● EXERCISE DATA:
^^^^^^^^
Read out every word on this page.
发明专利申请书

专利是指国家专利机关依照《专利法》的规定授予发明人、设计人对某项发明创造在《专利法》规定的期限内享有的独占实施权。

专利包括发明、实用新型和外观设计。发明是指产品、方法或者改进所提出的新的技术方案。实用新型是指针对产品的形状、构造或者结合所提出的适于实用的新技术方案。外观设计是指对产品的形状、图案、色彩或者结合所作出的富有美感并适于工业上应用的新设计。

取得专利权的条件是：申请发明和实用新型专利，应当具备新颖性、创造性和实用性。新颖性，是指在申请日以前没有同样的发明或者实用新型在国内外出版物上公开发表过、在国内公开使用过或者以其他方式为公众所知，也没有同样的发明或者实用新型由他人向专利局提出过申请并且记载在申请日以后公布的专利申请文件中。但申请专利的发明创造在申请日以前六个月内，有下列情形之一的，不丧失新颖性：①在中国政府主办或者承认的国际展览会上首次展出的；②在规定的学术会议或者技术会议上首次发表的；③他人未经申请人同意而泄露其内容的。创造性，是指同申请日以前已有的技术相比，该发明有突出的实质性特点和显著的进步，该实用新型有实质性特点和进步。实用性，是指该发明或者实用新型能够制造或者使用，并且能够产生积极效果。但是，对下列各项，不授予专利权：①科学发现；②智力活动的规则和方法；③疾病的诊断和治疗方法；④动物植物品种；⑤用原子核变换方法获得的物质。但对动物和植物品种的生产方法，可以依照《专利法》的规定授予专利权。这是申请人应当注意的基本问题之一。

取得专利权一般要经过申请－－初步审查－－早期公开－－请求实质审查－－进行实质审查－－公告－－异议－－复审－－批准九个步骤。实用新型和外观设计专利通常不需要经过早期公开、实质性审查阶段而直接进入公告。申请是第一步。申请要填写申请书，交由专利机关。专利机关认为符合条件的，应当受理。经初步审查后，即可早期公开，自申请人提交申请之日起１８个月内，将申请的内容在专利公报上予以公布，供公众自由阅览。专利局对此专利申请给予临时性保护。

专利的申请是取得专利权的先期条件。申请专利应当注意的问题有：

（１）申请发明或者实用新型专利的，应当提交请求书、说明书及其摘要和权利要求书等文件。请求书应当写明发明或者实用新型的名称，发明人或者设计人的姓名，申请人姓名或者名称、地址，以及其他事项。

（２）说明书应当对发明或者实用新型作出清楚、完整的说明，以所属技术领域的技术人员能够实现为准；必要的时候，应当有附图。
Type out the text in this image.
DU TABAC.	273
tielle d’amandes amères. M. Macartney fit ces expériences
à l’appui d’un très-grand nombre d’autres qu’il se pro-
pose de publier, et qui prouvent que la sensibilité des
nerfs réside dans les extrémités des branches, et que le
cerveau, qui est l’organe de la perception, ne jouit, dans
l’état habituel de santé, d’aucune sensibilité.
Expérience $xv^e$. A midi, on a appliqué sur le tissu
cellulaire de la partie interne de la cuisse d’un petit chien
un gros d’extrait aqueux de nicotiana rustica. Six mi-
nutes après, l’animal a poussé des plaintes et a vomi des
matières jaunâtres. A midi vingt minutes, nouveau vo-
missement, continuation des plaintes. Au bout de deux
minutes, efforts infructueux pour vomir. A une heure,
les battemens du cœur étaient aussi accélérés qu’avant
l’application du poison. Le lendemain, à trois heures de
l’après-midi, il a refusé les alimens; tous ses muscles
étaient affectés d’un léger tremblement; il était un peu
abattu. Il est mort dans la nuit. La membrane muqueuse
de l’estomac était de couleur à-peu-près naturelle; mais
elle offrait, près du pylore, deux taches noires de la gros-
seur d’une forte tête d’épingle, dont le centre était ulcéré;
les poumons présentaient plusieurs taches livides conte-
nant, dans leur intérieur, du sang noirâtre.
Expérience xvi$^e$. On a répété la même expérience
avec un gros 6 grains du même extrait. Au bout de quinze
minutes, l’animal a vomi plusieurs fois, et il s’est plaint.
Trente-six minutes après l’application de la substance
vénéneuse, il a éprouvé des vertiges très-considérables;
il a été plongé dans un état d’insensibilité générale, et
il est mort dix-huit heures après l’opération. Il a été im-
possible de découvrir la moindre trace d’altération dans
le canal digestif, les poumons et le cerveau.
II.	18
^^^^^^^^
● REQUEST:
Reproduce the lines from the one containing "Type out the text in this image." to the end of the entries, keeping both ends and adding nothing.

● WRITTEN ANSWER:
Type out the text in this image.
DU TABAC.	273
tielle d’amandes amères. M. Macartney fit ces expériences
à l’appui d’un très-grand nombre d’autres qu’il se pro-
pose de publier, et qui prouvent que la sensibilité des
nerfs réside dans les extrémités des branches, et que le
cerveau, qui est l’organe de la perception, ne jouit, dans
l’état habituel de santé, d’aucune sensibilité.
Expérience $xv^e$. A midi, on a appliqué sur le tissu
cellulaire de la partie interne de la cuisse d’un petit chien
un gros d’extrait aqueux de nicotiana rustica. Six mi-
nutes après, l’animal a poussé des plaintes et a vomi des
matières jaunâtres. A midi vingt minutes, nouveau vo-
missement, continuation des plaintes. Au bout de deux
minutes, efforts infructueux pour vomir. A une heure,
les battemens du cœur étaient aussi accélérés qu’avant
l’application du poison. Le lendemain, à trois heures de
l’après-midi, il a refusé les alimens; tous ses muscles
étaient affectés d’un léger tremblement; il était un peu
abattu. Il est mort dans la nuit. La membrane muqueuse
de l’estomac était de couleur à-peu-près naturelle; mais
elle offrait, près du pylore, deux taches noires de la gros-
seur d’une forte tête d’épingle, dont le centre était ulcéré;
les poumons présentaient plusieurs taches livides conte-
nant, dans leur intérieur, du sang noirâtre.
Expérience xvi$^e$. On a répété la même expérience
avec un gros 6 grains du même extrait. Au bout de quinze
minutes, l’animal a vomi plusieurs fois, et il s’est plaint.
Trente-six minutes après l’application de la substance
vénéneuse, il a éprouvé des vertiges très-considérables;
il a été plongé dans un état d’insensibilité générale, et
il est mort dix-huit heures après l’opération. Il a été im-
possible de découvrir la moindre trace d’altération dans
le canal digestif, les poumons et le cerveau.
II.	18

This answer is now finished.